= TO DO =
Give the number of lines below that contain "title", with no other output.

= STORED ROWS =
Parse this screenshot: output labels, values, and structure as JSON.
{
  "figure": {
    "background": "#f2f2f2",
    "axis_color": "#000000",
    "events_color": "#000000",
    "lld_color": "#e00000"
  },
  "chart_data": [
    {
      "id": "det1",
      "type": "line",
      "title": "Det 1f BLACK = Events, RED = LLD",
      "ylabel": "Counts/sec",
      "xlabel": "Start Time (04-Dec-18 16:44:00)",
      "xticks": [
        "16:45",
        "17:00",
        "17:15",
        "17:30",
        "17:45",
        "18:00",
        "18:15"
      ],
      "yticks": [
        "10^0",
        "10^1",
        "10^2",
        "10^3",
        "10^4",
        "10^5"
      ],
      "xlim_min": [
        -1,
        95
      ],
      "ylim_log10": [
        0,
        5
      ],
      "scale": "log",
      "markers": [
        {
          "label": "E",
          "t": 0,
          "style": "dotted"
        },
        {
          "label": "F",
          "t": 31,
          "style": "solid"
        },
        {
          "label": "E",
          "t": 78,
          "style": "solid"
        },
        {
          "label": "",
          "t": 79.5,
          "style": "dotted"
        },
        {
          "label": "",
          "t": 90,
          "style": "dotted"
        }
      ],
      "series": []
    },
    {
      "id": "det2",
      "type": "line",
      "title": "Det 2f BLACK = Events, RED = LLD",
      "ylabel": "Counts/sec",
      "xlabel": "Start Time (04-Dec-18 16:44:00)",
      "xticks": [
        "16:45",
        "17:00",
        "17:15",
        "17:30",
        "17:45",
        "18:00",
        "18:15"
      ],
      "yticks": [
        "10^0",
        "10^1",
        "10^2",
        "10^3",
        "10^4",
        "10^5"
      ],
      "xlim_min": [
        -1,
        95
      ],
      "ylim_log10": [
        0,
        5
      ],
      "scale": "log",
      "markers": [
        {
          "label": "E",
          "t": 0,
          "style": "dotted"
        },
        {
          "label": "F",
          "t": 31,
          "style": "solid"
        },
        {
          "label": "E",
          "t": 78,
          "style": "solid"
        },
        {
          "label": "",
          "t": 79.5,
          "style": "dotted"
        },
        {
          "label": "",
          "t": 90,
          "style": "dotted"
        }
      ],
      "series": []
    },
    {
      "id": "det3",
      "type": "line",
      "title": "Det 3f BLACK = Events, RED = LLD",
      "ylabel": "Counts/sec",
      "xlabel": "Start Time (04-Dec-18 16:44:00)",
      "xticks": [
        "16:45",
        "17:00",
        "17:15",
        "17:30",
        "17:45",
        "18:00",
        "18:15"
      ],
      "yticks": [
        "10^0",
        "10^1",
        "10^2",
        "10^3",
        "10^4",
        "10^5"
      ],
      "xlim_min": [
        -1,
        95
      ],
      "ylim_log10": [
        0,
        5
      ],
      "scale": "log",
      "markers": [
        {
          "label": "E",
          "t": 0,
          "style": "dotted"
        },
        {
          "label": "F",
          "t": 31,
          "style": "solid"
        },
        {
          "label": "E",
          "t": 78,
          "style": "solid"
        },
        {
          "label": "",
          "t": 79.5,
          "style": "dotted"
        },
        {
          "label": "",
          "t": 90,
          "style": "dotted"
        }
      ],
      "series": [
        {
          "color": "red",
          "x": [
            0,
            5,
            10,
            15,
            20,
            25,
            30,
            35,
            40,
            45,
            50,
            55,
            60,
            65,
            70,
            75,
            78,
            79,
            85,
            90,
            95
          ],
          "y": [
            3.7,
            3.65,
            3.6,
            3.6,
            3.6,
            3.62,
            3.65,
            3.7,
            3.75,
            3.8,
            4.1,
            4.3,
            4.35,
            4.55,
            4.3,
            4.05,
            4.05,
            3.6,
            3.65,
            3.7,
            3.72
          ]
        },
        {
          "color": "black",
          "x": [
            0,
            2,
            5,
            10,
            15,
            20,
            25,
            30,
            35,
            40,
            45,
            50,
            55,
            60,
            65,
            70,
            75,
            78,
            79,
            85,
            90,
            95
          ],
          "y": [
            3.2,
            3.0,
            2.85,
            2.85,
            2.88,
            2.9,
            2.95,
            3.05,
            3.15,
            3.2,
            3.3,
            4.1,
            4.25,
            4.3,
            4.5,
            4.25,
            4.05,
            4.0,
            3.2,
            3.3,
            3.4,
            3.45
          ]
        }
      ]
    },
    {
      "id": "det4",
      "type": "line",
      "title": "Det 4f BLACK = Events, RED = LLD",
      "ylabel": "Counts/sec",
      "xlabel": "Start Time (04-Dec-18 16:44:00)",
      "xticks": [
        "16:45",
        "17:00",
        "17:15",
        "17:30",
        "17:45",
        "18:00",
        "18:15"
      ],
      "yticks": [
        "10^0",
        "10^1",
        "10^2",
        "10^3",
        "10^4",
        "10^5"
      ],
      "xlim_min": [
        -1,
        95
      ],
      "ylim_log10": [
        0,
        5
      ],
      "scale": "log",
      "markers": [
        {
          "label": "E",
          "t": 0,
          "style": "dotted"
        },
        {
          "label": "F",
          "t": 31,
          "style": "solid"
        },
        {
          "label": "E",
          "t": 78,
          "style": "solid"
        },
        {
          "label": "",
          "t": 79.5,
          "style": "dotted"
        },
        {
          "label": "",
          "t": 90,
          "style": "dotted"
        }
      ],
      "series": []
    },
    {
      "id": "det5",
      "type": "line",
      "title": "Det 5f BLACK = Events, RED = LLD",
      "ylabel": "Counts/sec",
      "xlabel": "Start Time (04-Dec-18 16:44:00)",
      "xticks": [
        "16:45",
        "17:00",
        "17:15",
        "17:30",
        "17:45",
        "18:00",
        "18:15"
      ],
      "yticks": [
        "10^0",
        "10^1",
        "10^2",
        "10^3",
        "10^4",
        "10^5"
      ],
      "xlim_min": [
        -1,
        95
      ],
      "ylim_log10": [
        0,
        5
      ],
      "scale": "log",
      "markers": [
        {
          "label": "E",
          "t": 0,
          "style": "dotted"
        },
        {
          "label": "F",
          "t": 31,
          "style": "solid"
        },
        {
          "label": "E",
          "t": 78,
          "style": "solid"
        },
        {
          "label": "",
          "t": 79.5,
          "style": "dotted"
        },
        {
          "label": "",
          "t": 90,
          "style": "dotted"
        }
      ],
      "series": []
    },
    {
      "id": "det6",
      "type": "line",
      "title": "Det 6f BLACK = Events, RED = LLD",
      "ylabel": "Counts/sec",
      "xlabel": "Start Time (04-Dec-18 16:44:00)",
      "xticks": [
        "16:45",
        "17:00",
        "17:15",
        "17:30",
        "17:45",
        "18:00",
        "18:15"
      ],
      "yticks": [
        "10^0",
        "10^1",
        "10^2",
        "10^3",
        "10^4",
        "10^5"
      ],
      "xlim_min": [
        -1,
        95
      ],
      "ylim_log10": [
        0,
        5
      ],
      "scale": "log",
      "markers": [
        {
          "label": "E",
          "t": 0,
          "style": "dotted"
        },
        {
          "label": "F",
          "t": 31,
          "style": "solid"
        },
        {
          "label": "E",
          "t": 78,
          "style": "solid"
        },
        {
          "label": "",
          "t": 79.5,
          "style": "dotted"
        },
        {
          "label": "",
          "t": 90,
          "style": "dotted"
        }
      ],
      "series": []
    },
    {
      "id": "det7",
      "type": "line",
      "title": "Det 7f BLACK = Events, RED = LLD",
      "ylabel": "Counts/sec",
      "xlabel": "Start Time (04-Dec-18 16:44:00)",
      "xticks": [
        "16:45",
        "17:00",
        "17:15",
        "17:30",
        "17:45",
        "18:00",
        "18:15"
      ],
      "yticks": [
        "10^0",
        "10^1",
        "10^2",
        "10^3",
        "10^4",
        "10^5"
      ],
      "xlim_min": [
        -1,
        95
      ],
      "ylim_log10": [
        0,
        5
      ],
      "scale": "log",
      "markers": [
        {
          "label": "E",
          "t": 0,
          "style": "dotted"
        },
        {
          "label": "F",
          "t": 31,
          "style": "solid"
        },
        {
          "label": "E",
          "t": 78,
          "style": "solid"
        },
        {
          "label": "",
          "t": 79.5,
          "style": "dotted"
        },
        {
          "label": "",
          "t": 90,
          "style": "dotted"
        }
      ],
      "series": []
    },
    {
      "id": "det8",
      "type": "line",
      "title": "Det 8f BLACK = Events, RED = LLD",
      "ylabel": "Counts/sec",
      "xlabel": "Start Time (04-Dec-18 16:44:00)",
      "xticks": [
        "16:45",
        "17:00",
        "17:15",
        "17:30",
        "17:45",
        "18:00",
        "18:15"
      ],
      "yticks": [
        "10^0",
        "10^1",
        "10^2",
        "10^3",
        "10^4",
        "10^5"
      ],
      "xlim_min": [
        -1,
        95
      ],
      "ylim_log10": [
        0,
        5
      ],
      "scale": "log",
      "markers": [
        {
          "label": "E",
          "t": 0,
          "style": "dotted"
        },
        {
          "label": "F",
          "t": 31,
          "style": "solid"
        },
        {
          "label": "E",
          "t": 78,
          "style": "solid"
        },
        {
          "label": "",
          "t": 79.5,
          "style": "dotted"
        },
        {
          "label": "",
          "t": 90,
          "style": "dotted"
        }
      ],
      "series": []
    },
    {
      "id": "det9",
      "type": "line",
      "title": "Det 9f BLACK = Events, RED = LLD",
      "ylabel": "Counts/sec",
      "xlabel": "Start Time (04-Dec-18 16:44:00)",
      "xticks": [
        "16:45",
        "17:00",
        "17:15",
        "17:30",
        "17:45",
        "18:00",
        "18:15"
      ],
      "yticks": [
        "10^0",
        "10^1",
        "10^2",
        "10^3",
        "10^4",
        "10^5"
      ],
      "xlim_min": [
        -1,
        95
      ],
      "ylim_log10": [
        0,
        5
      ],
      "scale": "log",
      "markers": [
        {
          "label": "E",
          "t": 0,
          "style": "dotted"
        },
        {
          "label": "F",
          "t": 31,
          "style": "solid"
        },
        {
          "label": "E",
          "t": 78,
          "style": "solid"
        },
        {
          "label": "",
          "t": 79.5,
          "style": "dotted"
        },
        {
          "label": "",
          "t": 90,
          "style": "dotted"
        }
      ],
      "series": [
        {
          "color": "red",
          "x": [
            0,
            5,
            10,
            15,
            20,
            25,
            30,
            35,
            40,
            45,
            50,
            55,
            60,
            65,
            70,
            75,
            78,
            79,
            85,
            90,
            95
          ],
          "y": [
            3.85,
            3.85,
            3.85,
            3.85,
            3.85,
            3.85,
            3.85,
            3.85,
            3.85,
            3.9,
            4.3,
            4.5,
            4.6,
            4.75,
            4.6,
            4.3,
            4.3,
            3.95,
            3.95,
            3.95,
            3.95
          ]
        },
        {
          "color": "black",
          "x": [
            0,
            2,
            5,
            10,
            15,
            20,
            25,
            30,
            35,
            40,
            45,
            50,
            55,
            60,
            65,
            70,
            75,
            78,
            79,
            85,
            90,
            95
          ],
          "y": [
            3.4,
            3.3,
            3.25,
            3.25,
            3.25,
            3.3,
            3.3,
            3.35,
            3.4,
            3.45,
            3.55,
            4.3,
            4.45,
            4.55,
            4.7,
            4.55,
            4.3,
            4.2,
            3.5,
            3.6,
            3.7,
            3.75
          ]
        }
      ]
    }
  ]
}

= THE COMPLETED TASK =
9